Repeat the records below exactly, leaving out any pictures.

■ **Records for this exercise**
▬▬▬▬▬▬

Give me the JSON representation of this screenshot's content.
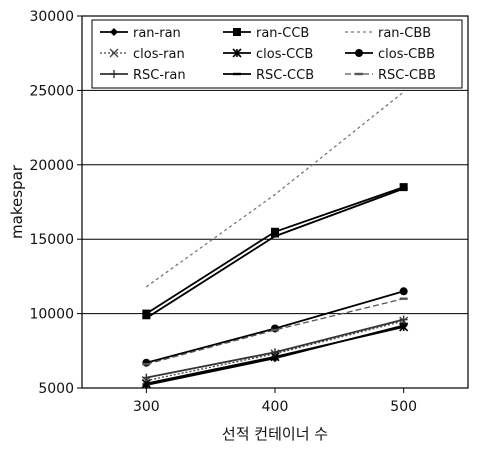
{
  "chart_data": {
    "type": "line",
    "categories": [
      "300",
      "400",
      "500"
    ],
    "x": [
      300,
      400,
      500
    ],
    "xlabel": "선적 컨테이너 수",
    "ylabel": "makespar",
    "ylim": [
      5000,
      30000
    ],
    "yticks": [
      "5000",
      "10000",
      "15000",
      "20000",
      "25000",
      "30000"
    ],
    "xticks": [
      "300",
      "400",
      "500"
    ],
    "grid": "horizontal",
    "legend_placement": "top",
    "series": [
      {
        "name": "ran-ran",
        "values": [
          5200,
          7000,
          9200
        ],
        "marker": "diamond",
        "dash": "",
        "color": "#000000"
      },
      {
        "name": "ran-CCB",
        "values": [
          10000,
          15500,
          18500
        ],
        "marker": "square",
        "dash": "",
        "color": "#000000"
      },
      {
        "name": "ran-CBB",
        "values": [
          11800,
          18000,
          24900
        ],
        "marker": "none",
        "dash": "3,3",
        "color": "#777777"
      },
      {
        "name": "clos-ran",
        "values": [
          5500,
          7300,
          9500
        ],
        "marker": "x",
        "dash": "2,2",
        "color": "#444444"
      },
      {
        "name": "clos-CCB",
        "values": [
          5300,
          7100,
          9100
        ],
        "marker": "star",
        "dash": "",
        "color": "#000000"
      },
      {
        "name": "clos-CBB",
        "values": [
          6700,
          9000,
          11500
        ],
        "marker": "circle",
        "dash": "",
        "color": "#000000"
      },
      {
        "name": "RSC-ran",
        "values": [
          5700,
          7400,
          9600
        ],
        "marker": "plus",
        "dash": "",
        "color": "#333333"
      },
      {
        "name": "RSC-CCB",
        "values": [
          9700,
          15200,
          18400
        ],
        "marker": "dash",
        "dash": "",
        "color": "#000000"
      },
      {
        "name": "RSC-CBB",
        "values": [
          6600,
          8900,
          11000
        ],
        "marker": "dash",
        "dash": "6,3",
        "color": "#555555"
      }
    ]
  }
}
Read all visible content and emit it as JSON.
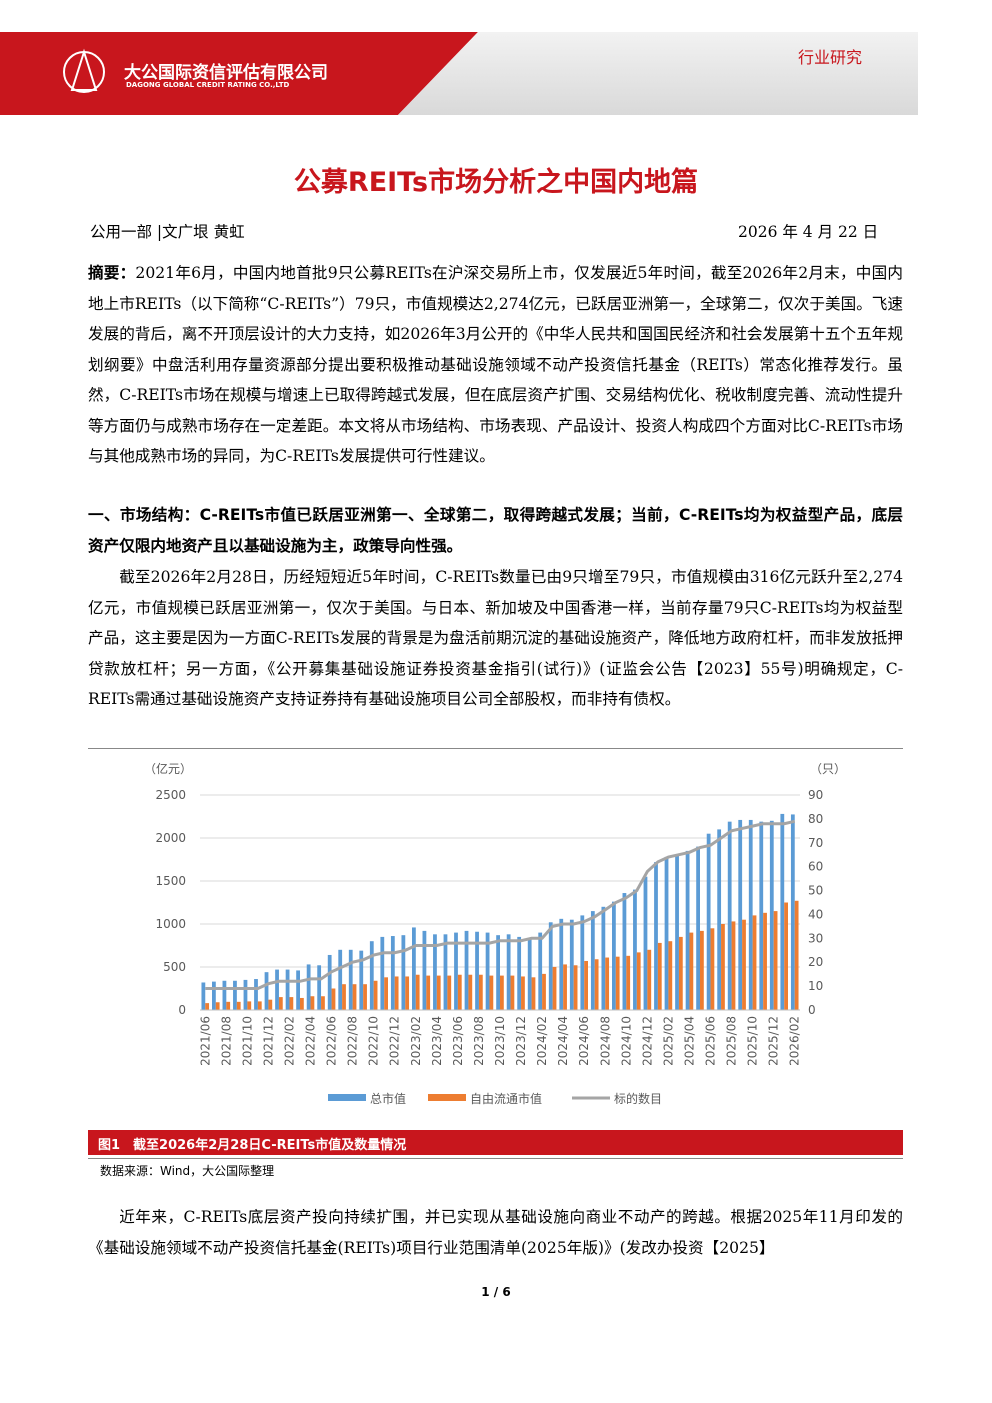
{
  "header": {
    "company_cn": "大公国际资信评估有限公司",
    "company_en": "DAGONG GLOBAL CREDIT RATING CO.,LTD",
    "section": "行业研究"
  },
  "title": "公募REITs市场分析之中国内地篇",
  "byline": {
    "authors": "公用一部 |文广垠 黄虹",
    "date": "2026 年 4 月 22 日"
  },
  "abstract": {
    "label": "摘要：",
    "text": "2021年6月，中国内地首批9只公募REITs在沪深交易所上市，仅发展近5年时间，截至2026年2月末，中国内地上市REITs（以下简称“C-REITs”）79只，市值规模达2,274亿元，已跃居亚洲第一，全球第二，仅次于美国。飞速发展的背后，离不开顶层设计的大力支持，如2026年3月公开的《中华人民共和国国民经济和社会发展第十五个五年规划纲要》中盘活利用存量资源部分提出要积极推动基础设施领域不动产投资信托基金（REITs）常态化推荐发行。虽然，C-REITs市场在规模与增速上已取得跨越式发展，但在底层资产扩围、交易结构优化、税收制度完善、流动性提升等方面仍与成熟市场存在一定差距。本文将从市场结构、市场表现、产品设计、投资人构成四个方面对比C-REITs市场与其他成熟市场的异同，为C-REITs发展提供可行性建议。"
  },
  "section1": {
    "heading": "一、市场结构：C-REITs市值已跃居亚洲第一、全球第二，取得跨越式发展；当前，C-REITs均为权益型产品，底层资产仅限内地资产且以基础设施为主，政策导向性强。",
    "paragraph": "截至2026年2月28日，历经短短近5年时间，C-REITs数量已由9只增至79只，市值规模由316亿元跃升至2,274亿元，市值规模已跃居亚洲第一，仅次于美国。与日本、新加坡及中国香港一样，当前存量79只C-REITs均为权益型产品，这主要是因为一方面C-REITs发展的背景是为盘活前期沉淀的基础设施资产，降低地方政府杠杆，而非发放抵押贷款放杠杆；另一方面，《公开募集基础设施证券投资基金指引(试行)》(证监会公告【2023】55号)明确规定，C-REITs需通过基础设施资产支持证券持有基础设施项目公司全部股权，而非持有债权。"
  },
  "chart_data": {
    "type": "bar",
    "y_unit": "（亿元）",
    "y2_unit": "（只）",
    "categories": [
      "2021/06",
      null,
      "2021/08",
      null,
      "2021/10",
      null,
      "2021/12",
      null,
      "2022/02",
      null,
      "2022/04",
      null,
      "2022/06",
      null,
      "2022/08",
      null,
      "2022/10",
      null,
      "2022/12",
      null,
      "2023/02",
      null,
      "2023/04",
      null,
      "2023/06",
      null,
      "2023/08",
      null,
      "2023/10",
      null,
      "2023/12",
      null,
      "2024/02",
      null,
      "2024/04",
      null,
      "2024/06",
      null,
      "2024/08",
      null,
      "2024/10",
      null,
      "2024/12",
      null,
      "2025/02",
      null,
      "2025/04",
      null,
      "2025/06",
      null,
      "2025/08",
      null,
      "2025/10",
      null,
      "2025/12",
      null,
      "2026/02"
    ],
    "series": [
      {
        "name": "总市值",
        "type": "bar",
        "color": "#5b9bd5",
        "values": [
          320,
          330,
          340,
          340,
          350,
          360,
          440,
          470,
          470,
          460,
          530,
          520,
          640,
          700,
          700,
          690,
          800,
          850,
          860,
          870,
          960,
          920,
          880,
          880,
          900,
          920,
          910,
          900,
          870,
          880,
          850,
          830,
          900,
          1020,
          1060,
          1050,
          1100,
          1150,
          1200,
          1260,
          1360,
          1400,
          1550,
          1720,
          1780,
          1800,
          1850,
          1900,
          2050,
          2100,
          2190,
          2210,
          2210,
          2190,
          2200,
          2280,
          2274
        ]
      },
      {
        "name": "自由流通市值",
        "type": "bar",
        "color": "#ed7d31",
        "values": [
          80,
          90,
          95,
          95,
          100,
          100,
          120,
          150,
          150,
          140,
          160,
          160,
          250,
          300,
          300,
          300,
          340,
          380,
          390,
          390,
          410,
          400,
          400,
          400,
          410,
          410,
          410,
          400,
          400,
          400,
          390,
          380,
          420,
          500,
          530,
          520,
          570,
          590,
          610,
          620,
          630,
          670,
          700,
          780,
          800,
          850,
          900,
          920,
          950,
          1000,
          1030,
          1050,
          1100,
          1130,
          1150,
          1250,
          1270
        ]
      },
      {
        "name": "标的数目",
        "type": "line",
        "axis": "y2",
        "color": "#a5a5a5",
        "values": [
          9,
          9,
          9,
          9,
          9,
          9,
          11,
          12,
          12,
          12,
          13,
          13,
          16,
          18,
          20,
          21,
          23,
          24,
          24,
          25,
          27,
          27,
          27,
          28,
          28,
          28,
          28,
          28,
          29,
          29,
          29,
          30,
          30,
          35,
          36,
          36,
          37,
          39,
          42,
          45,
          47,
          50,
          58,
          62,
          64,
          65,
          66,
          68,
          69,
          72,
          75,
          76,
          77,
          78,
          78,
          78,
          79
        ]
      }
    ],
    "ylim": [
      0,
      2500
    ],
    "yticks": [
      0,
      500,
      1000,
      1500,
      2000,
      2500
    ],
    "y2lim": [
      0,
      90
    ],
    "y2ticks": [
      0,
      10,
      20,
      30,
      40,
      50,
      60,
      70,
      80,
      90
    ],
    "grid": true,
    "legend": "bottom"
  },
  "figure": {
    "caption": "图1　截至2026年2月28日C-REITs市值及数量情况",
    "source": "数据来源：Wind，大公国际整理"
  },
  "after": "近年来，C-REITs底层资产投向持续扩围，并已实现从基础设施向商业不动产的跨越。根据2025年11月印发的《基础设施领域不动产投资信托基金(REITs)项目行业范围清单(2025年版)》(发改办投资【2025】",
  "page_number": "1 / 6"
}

▬▬▬▬▬▬

■ **Completed task**
Give me the JSON representation of this screenshot's content.
{
  "chart_data": {
    "type": "line",
    "categories": [
      "300",
      "400",
      "500"
    ],
    "x": [
      300,
      400,
      500
    ],
    "xlabel": "선적 컨테이너 수",
    "ylabel": "makespar",
    "ylim": [
      5000,
      30000
    ],
    "yticks": [
      "5000",
      "10000",
      "15000",
      "20000",
      "25000",
      "30000"
    ],
    "xticks": [
      "300",
      "400",
      "500"
    ],
    "grid": "horizontal",
    "legend_placement": "top",
    "series": [
      {
        "name": "ran-ran",
        "values": [
          5200,
          7000,
          9200
        ],
        "marker": "diamond",
        "dash": "",
        "color": "#000000"
      },
      {
        "name": "ran-CCB",
        "values": [
          10000,
          15500,
          18500
        ],
        "marker": "square",
        "dash": "",
        "color": "#000000"
      },
      {
        "name": "ran-CBB",
        "values": [
          11800,
          18000,
          24900
        ],
        "marker": "none",
        "dash": "3,3",
        "color": "#777777"
      },
      {
        "name": "clos-ran",
        "values": [
          5500,
          7300,
          9500
        ],
        "marker": "x",
        "dash": "2,2",
        "color": "#444444"
      },
      {
        "name": "clos-CCB",
        "values": [
          5300,
          7100,
          9100
        ],
        "marker": "star",
        "dash": "",
        "color": "#000000"
      },
      {
        "name": "clos-CBB",
        "values": [
          6700,
          9000,
          11500
        ],
        "marker": "circle",
        "dash": "",
        "color": "#000000"
      },
      {
        "name": "RSC-ran",
        "values": [
          5700,
          7400,
          9600
        ],
        "marker": "plus",
        "dash": "",
        "color": "#333333"
      },
      {
        "name": "RSC-CCB",
        "values": [
          9700,
          15200,
          18400
        ],
        "marker": "dash",
        "dash": "",
        "color": "#000000"
      },
      {
        "name": "RSC-CBB",
        "values": [
          6600,
          8900,
          11000
        ],
        "marker": "dash",
        "dash": "6,3",
        "color": "#555555"
      }
    ]
  }
}
Read all visible content and emit it as JSON.
{
  "header": {
    "company_cn": "大公国际资信评估有限公司",
    "company_en": "DAGONG GLOBAL CREDIT RATING CO.,LTD",
    "section": "行业研究"
  },
  "title": "公募REITs市场分析之中国内地篇",
  "byline": {
    "authors": "公用一部 |文广垠 黄虹",
    "date": "2026 年 4 月 22 日"
  },
  "abstract": {
    "label": "摘要：",
    "text": "2021年6月，中国内地首批9只公募REITs在沪深交易所上市，仅发展近5年时间，截至2026年2月末，中国内地上市REITs（以下简称“C-REITs”）79只，市值规模达2,274亿元，已跃居亚洲第一，全球第二，仅次于美国。飞速发展的背后，离不开顶层设计的大力支持，如2026年3月公开的《中华人民共和国国民经济和社会发展第十五个五年规划纲要》中盘活利用存量资源部分提出要积极推动基础设施领域不动产投资信托基金（REITs）常态化推荐发行。虽然，C-REITs市场在规模与增速上已取得跨越式发展，但在底层资产扩围、交易结构优化、税收制度完善、流动性提升等方面仍与成熟市场存在一定差距。本文将从市场结构、市场表现、产品设计、投资人构成四个方面对比C-REITs市场与其他成熟市场的异同，为C-REITs发展提供可行性建议。"
  },
  "section1": {
    "heading": "一、市场结构：C-REITs市值已跃居亚洲第一、全球第二，取得跨越式发展；当前，C-REITs均为权益型产品，底层资产仅限内地资产且以基础设施为主，政策导向性强。",
    "paragraph": "截至2026年2月28日，历经短短近5年时间，C-REITs数量已由9只增至79只，市值规模由316亿元跃升至2,274亿元，市值规模已跃居亚洲第一，仅次于美国。与日本、新加坡及中国香港一样，当前存量79只C-REITs均为权益型产品，这主要是因为一方面C-REITs发展的背景是为盘活前期沉淀的基础设施资产，降低地方政府杠杆，而非发放抵押贷款放杠杆；另一方面，《公开募集基础设施证券投资基金指引(试行)》(证监会公告【2023】55号)明确规定，C-REITs需通过基础设施资产支持证券持有基础设施项目公司全部股权，而非持有债权。"
  },
  "chart_data": {
    "type": "bar",
    "y_unit": "（亿元）",
    "y2_unit": "（只）",
    "categories": [
      "2021/06",
      null,
      "2021/08",
      null,
      "2021/10",
      null,
      "2021/12",
      null,
      "2022/02",
      null,
      "2022/04",
      null,
      "2022/06",
      null,
      "2022/08",
      null,
      "2022/10",
      null,
      "2022/12",
      null,
      "2023/02",
      null,
      "2023/04",
      null,
      "2023/06",
      null,
      "2023/08",
      null,
      "2023/10",
      null,
      "2023/12",
      null,
      "2024/02",
      null,
      "2024/04",
      null,
      "2024/06",
      null,
      "2024/08",
      null,
      "2024/10",
      null,
      "2024/12",
      null,
      "2025/02",
      null,
      "2025/04",
      null,
      "2025/06",
      null,
      "2025/08",
      null,
      "2025/10",
      null,
      "2025/12",
      null,
      "2026/02"
    ],
    "series": [
      {
        "name": "总市值",
        "type": "bar",
        "color": "#5b9bd5",
        "values": [
          320,
          330,
          340,
          340,
          350,
          360,
          440,
          470,
          470,
          460,
          530,
          520,
          640,
          700,
          700,
          690,
          800,
          850,
          860,
          870,
          960,
          920,
          880,
          880,
          900,
          920,
          910,
          900,
          870,
          880,
          850,
          830,
          900,
          1020,
          1060,
          1050,
          1100,
          1150,
          1200,
          1260,
          1360,
          1400,
          1550,
          1720,
          1780,
          1800,
          1850,
          1900,
          2050,
          2100,
          2190,
          2210,
          2210,
          2190,
          2200,
          2280,
          2274
        ]
      },
      {
        "name": "自由流通市值",
        "type": "bar",
        "color": "#ed7d31",
        "values": [
          80,
          90,
          95,
          95,
          100,
          100,
          120,
          150,
          150,
          140,
          160,
          160,
          250,
          300,
          300,
          300,
          340,
          380,
          390,
          390,
          410,
          400,
          400,
          400,
          410,
          410,
          410,
          400,
          400,
          400,
          390,
          380,
          420,
          500,
          530,
          520,
          570,
          590,
          610,
          620,
          630,
          670,
          700,
          780,
          800,
          850,
          900,
          920,
          950,
          1000,
          1030,
          1050,
          1100,
          1130,
          1150,
          1250,
          1270
        ]
      },
      {
        "name": "标的数目",
        "type": "line",
        "axis": "y2",
        "color": "#a5a5a5",
        "values": [
          9,
          9,
          9,
          9,
          9,
          9,
          11,
          12,
          12,
          12,
          13,
          13,
          16,
          18,
          20,
          21,
          23,
          24,
          24,
          25,
          27,
          27,
          27,
          28,
          28,
          28,
          28,
          28,
          29,
          29,
          29,
          30,
          30,
          35,
          36,
          36,
          37,
          39,
          42,
          45,
          47,
          50,
          58,
          62,
          64,
          65,
          66,
          68,
          69,
          72,
          75,
          76,
          77,
          78,
          78,
          78,
          79
        ]
      }
    ],
    "ylim": [
      0,
      2500
    ],
    "yticks": [
      0,
      500,
      1000,
      1500,
      2000,
      2500
    ],
    "y2lim": [
      0,
      90
    ],
    "y2ticks": [
      0,
      10,
      20,
      30,
      40,
      50,
      60,
      70,
      80,
      90
    ],
    "grid": true,
    "legend": "bottom"
  },
  "figure": {
    "caption": "图1　截至2026年2月28日C-REITs市值及数量情况",
    "source": "数据来源：Wind，大公国际整理"
  },
  "after": "近年来，C-REITs底层资产投向持续扩围，并已实现从基础设施向商业不动产的跨越。根据2025年11月印发的《基础设施领域不动产投资信托基金(REITs)项目行业范围清单(2025年版)》(发改办投资【2025】",
  "page_number": "1 / 6"
}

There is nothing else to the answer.